[Saved data entries]

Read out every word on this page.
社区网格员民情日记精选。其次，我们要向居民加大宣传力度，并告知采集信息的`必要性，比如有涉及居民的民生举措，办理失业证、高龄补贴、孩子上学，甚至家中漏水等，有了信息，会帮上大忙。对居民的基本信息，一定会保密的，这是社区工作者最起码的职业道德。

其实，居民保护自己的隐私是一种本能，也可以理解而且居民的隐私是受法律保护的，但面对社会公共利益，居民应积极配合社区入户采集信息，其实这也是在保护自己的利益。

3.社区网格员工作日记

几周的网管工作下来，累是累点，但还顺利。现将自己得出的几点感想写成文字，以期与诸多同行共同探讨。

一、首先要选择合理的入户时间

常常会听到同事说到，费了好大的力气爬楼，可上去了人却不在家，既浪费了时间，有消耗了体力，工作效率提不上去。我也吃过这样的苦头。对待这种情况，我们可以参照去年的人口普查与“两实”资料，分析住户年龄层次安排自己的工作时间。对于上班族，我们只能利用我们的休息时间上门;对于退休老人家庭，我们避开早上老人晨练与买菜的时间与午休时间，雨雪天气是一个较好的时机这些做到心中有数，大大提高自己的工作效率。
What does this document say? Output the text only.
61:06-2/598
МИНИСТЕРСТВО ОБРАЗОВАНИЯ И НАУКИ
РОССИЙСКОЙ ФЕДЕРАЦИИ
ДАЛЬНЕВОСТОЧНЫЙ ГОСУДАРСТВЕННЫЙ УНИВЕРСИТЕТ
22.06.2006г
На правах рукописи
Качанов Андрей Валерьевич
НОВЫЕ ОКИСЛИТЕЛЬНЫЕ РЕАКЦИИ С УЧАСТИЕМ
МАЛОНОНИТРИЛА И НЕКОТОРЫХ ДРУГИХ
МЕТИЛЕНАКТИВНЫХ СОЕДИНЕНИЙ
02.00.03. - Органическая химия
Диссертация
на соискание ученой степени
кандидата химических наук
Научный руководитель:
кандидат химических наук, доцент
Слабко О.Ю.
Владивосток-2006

WORK TO DO: Filter the data for the string "химических" and copy every line that has it.

WRITTEN ANSWER:
кандидата химических наук
кандидат химических наук, доцент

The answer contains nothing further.